PROMPT » Filter the entries below, keeping every line that has the word "clorua".

* START MATERIAL PROVIDED *

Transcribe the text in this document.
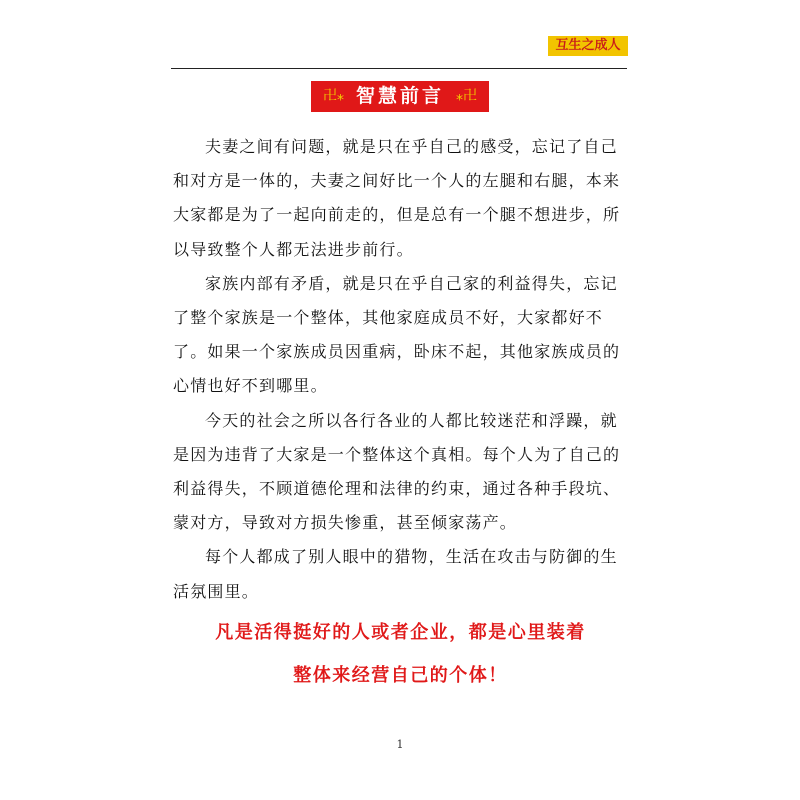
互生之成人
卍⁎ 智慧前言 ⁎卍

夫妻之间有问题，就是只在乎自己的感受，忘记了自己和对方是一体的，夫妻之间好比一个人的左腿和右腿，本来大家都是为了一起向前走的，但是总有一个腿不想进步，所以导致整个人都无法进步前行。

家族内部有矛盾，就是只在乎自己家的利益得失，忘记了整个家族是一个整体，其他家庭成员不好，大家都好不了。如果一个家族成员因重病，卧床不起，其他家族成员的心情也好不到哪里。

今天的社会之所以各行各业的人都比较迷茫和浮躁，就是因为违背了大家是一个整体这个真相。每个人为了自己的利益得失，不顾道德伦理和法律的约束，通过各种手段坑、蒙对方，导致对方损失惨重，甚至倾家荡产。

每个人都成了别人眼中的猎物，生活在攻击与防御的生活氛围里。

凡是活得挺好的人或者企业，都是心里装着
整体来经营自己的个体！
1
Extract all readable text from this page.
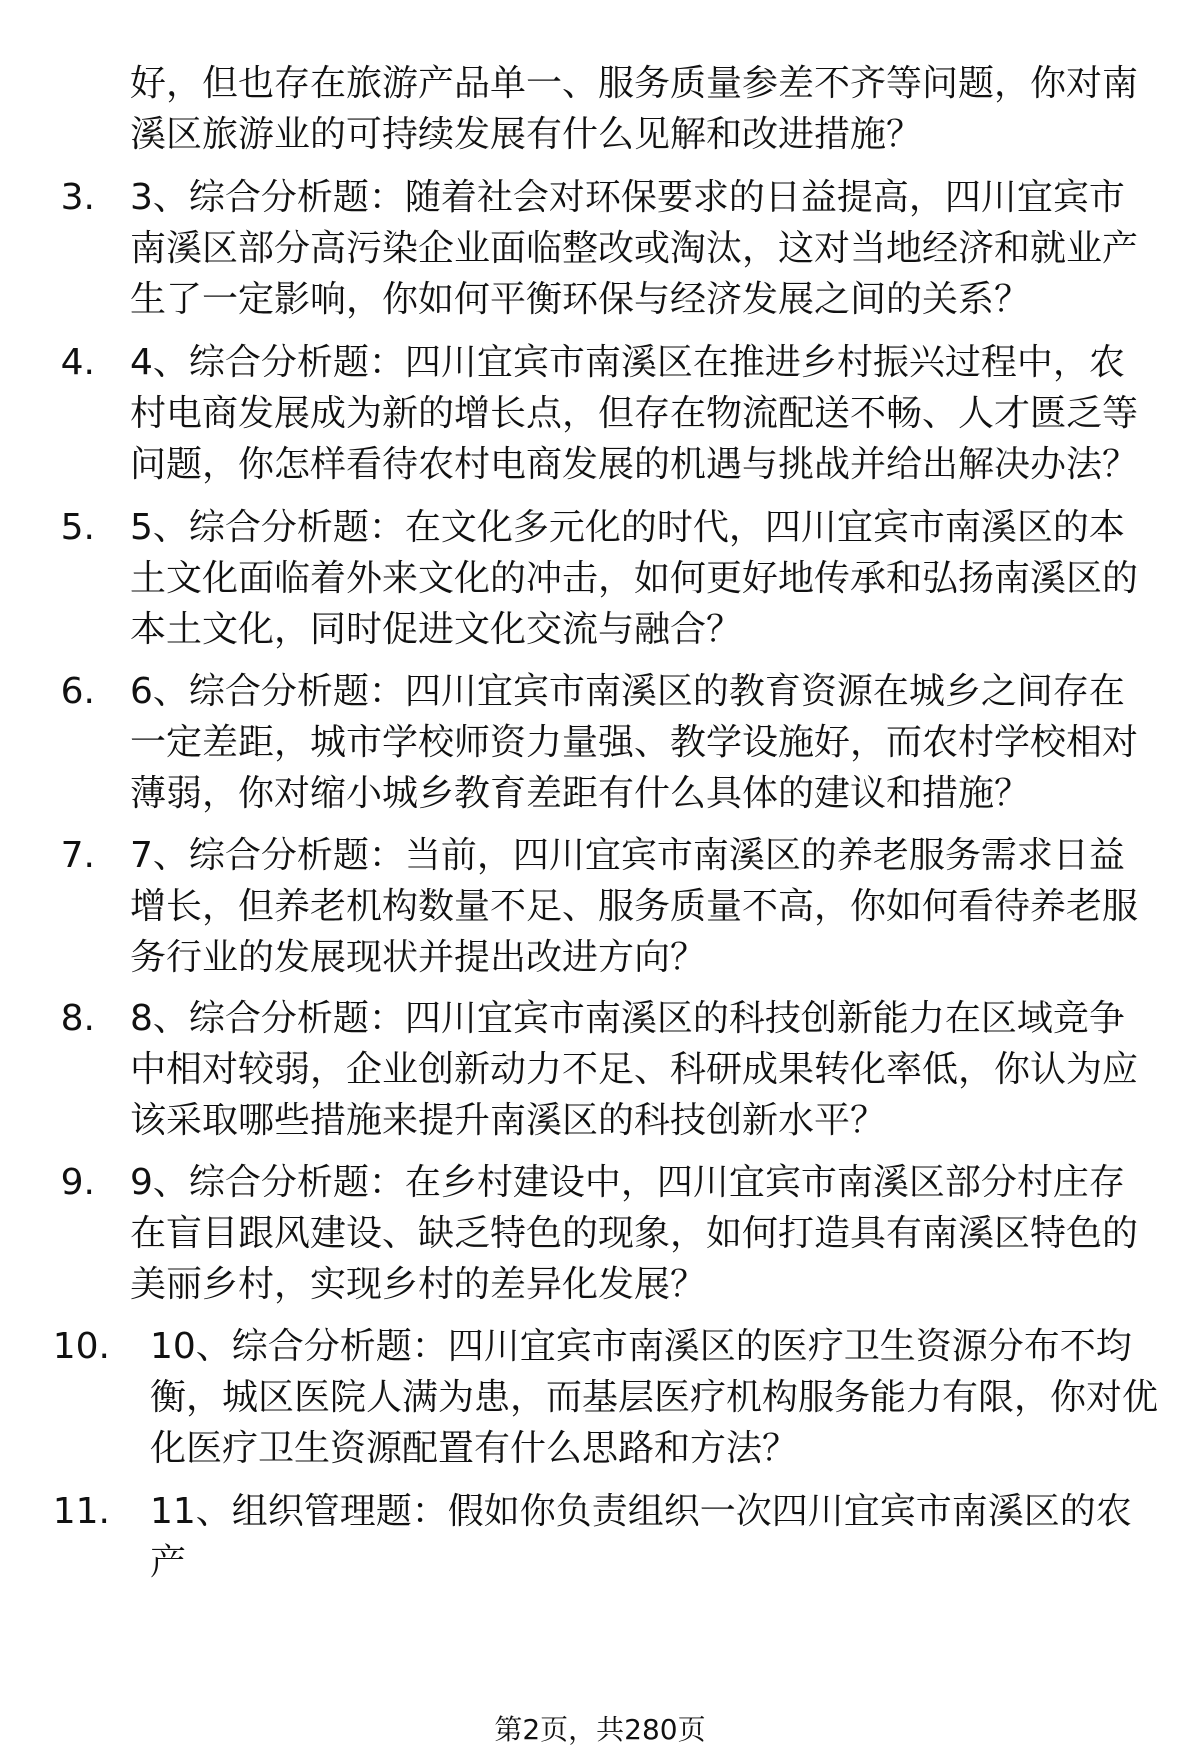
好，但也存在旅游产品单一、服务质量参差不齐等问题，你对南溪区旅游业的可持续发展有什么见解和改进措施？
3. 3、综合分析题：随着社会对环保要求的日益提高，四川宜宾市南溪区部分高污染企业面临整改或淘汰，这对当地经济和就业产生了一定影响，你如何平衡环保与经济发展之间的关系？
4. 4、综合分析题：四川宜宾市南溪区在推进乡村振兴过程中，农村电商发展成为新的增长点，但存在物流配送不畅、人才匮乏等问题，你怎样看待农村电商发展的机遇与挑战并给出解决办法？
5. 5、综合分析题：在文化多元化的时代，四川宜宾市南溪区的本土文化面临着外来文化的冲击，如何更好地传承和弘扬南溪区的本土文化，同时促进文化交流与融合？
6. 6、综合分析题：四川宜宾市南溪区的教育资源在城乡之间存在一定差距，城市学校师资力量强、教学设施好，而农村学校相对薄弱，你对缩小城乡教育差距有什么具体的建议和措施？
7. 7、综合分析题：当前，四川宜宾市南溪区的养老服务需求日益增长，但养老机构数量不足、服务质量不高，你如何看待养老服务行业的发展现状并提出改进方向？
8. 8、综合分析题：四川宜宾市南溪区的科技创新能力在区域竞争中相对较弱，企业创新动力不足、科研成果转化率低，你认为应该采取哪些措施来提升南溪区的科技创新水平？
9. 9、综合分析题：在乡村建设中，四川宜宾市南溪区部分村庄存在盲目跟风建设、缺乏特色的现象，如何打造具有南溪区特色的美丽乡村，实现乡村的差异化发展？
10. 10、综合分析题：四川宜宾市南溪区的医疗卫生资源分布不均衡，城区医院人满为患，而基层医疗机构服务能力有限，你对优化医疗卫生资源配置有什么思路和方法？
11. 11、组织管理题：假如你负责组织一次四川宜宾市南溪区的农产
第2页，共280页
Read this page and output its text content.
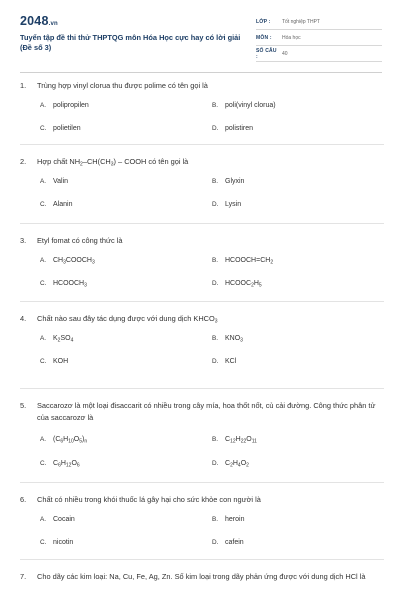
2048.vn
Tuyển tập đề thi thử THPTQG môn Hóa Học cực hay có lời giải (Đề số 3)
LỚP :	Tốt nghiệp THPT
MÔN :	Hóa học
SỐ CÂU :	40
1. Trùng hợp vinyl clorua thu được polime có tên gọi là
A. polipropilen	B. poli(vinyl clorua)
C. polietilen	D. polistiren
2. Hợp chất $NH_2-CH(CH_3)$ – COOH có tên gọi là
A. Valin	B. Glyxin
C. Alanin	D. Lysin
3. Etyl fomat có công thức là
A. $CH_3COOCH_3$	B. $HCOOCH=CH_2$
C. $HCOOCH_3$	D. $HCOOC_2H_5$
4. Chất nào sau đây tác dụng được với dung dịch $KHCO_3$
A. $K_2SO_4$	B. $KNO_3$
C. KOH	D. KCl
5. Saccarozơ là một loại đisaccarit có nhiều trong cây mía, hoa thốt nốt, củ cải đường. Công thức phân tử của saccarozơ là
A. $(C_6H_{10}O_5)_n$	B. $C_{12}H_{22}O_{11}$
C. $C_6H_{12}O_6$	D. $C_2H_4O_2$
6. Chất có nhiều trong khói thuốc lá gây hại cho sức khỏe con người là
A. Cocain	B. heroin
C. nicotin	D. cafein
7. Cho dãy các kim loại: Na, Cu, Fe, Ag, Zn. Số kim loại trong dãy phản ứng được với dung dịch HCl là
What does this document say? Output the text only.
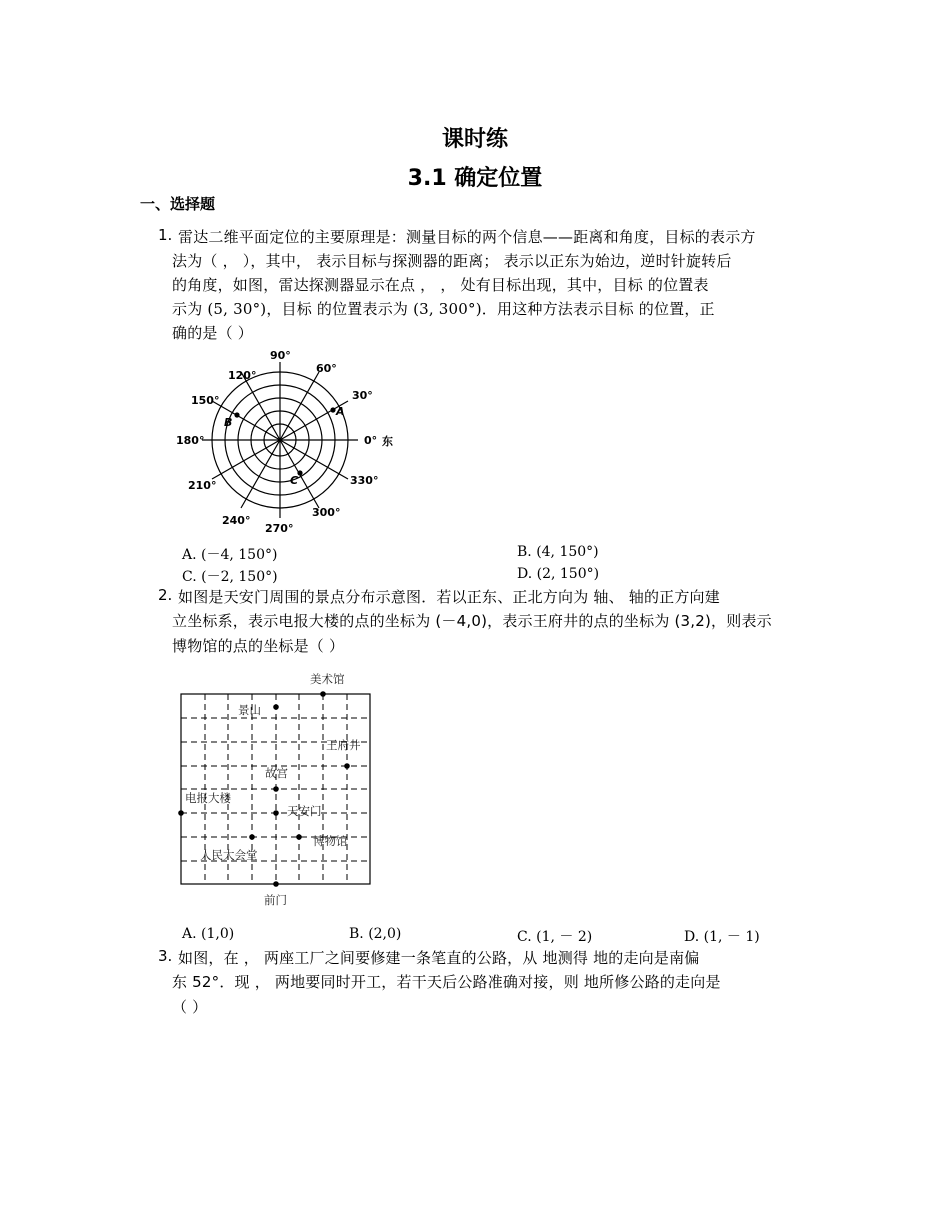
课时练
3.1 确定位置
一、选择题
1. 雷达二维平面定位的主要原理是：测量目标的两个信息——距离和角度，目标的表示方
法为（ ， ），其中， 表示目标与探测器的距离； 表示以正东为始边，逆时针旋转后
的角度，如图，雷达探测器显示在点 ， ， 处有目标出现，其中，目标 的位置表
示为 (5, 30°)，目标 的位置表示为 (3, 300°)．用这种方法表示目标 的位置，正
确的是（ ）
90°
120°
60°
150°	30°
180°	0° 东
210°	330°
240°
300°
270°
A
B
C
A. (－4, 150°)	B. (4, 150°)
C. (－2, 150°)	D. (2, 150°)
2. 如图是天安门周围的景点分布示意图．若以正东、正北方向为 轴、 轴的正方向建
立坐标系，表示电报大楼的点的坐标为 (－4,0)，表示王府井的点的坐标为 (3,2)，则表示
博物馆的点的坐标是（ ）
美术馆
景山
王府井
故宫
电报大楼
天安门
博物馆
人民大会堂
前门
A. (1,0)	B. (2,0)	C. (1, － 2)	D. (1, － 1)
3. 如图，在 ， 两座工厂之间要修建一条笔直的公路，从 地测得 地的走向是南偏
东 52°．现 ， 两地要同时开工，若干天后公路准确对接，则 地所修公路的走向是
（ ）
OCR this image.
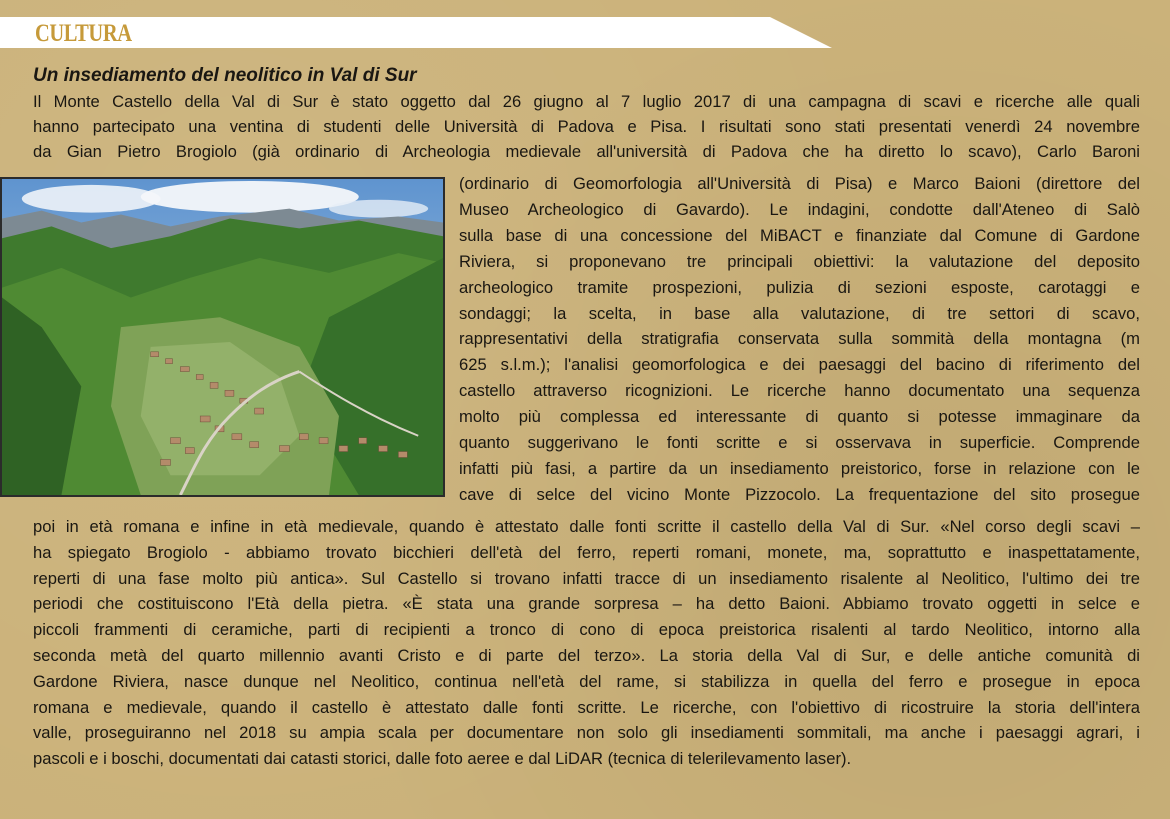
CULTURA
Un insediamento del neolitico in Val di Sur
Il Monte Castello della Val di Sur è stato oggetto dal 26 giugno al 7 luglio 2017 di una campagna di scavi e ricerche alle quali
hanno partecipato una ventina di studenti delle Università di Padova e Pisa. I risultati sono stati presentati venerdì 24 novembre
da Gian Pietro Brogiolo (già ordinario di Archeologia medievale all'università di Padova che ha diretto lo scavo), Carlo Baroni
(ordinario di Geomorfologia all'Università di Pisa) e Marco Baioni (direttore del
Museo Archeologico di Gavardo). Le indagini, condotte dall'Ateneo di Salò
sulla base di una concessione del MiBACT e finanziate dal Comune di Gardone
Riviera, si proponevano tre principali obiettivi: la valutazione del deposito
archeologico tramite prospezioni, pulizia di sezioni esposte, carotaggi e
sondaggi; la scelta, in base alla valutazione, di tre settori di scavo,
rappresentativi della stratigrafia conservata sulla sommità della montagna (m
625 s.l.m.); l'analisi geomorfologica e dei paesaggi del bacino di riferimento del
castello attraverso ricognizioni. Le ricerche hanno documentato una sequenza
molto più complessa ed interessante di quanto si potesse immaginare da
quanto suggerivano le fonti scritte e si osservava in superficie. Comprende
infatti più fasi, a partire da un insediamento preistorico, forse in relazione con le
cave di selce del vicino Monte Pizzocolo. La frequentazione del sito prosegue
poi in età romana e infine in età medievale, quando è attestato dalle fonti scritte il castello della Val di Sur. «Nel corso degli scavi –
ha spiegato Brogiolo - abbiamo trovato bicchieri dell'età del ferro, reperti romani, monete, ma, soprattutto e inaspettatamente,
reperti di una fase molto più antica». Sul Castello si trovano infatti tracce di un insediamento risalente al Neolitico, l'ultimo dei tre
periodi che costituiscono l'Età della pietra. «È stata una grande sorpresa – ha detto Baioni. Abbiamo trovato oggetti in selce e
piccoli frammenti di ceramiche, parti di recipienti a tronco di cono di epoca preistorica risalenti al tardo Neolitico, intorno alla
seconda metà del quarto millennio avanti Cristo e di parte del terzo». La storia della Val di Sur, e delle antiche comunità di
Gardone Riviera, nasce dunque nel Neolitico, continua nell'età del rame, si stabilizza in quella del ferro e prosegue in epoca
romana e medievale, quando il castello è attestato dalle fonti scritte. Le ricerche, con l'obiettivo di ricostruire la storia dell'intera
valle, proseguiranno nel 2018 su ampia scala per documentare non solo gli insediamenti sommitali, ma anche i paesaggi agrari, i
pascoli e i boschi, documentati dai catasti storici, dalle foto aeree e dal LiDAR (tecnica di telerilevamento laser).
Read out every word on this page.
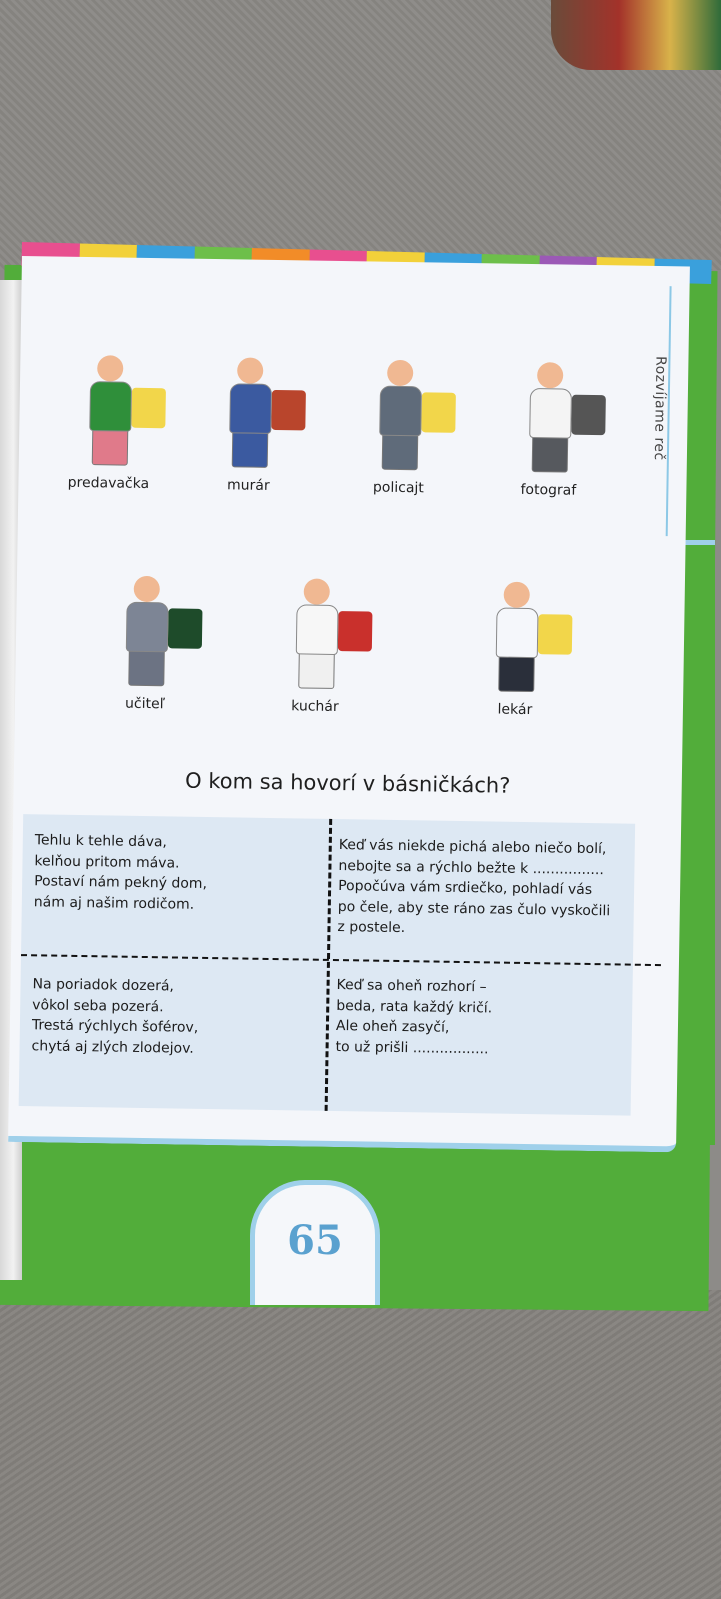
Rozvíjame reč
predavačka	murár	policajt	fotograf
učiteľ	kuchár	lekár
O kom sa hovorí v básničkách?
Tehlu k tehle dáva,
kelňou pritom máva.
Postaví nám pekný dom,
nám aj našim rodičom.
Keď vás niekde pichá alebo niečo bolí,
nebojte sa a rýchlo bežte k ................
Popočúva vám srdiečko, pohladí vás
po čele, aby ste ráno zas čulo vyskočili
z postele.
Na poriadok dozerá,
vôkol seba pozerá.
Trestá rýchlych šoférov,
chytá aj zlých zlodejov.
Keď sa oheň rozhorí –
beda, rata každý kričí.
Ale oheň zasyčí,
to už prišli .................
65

* END MATERIAL PROVIDED *

TASK RESULT »
1. Trùng hợp vinyl clorua thu được polime có tên gọi là
A. polipropilen	B. poli(vinyl clorua)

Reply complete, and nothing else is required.